[TEXTO SELECIONADO]
━━━

Como mencionado anteriormente, quando ocorre a quebra dessa homeostase da microbiota, aumenta-se a suscetibilidade de crescimento de bactérias patogênicas ou patobiontes, que podem levar a quadros de diarreia, síndrome do intestino irritável (SII), alergias e outras (LI et al., 2021). É visto em literatura que em quadros de diarreia, como nas gastroenterites, o uso de Lactobacillus acidophilus favorece a redução de sintomas agudos (CHENG et al., 2022).

 A SII, sobretudo quando associada à diarreia crônica, é um quadro desafiador para o corpo de saúde. Dentre as opções de manejo, está o uso de probióticos múltiplas cepas, principalmente Lactobacillus e Bifidobacterium, que demonstraram melhorar sintomas clínicos gerais, como consistência das fezes, intensidade da dor, flatulência e urgência fecal (SKRZYDłO-RADOMAńSKA et al., 2021). Ainda, sabe-se que tais microorganismos encontram-se em proporções diminuídas em indivíduos com SII, e isso se faz importante, uma vez que tais bactérias estão associadas a produção de fatores protetores, como AGCC, para manutenção da barreira epitelial (SKRZYDłO-RADOMAńSKA et al., 2020).

Além disso, a hipersensibilidade visceral presente na SII pode dificultar o consumo de fibras por pessoas acometidas por tal condição. Contudo, bactérias como a Bifidobacterium lactis HN019 utiliza FA para fermentação, com a produção de AGCC e outros produtos finais não gasosos, sendo uma opção viável para esse grupo (CHENG; LAITILA; OUWEHAND, 2021).

Ademais, encontrada na SII e em outras condições, a alteração da barreira epitelial, com aumento da permeabilidade, aponta para uma translocação anormal de moléculas de tamanho grande ou absorção excessiva destas moléculas do lúmen para a circulação sistêmica (USUDA; OKAMOTO; WADA, 2021). Essa barreira é formada por complexos juncionais célula-célula, tendo como constituintes principais as proteínas claudina e ocludina.  Metabólitos de Bifidobacterium lactis HN019 podem aumentar a força de tais complexos, mantendo e recompondo a integridade da barreira (CHENG; LAITILA; OUWEHAND, 2021).

O uso de medicamentos, especialmente antibióticos por longos prazos, pode levar a efeitos colaterais, como a diarreia associada a antibióticos (DAA). Os mecanismos não estão bem elucidados, entretanto, os amplamente aceitos são: o efeito direto dos agentes antibacterianos na mucosa intestinal; a modificação da diversidade e quantidade da microbiota intestinal, propiciando o crescimento de bactérias patogênicas (como de Clostridioides difficile) e alterando os metabólitos; e, o acúmulo de moléculas de carboidratos não digeridas, levando a diarreia osmótica (ALLEN et al., 2013; LIAO et al., 2020).

━━━

[LISTAGEM]
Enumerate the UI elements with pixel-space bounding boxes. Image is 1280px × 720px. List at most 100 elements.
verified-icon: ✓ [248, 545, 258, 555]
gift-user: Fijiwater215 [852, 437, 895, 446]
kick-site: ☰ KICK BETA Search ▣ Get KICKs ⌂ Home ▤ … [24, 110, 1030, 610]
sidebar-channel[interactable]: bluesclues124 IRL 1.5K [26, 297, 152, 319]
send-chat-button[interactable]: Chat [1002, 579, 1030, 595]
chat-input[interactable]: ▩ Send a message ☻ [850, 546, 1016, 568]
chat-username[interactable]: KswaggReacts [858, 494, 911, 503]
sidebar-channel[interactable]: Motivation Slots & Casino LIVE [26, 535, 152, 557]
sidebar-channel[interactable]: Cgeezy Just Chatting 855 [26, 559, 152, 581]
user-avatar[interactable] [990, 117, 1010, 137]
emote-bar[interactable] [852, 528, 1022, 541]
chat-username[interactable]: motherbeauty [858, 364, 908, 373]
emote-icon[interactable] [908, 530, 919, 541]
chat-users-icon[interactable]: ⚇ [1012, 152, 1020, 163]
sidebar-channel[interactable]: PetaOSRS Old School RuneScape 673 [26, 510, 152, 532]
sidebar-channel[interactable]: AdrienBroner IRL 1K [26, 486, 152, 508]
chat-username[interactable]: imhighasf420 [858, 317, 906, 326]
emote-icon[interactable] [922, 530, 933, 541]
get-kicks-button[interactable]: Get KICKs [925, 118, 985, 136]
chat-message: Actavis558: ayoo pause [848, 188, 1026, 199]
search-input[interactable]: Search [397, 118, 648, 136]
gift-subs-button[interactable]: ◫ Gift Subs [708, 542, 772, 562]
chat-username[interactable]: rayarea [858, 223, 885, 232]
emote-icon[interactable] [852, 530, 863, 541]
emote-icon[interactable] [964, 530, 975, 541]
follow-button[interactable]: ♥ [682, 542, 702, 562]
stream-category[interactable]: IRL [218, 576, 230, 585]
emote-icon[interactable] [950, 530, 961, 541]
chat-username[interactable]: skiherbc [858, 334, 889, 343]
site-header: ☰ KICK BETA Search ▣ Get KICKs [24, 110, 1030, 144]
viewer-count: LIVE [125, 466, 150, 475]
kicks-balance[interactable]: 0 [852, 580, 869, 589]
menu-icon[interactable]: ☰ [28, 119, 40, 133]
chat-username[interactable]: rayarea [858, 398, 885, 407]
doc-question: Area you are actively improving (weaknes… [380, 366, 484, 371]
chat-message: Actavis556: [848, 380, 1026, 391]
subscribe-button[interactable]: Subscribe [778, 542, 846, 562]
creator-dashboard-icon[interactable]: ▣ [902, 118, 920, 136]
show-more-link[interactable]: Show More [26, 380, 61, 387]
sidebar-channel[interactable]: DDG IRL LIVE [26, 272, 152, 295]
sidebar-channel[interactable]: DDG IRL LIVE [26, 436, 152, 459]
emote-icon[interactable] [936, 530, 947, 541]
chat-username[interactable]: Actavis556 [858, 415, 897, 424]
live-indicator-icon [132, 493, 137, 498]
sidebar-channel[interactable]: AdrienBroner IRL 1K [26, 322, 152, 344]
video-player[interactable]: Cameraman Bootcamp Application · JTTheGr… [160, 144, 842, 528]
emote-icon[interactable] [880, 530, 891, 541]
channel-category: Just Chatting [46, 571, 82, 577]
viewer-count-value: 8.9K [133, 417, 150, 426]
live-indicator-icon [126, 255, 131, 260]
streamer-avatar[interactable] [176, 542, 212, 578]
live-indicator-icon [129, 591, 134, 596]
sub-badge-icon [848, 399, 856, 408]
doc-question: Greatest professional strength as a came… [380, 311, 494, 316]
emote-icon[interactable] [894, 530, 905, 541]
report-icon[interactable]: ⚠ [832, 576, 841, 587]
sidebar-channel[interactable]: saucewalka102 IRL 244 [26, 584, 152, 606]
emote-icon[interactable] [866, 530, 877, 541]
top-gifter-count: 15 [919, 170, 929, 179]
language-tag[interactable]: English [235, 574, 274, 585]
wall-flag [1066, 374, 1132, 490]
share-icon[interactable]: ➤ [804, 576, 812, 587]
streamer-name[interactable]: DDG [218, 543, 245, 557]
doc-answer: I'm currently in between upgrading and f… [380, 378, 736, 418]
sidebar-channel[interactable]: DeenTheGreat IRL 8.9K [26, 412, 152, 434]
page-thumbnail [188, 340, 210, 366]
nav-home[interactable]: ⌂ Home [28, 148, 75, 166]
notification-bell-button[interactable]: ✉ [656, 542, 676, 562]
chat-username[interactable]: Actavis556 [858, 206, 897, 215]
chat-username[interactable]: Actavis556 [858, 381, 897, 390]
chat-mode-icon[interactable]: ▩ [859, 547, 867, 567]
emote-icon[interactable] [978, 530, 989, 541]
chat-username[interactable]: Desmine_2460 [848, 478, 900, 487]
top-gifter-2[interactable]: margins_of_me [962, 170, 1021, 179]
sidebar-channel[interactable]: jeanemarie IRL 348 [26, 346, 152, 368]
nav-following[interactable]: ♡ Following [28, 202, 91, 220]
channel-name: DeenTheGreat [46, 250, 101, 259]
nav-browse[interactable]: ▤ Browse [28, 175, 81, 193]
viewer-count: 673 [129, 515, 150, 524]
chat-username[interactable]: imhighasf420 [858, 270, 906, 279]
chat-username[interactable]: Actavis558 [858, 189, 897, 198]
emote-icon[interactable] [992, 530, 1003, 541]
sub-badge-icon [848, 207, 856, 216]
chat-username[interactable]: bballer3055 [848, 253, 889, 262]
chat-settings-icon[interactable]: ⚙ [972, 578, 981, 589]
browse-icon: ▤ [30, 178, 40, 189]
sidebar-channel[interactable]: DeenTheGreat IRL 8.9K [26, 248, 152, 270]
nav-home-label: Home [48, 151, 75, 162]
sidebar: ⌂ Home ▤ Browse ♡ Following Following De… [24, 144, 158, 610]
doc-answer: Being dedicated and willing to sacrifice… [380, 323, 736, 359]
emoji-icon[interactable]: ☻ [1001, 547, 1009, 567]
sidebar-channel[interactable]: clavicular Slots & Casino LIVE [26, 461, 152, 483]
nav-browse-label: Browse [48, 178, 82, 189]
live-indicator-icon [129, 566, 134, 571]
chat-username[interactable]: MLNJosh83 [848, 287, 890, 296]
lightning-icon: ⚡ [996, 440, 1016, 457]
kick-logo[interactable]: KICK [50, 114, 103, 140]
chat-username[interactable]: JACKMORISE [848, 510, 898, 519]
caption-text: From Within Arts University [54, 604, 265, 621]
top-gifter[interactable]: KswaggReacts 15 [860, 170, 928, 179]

━━━

[TAREFA]
No texto selecionado, quais proteínas são citadas como constituintes principais dos complexos juncionais da barreira epitelial?

[RESPOSTA]
A claudina e a ocludina.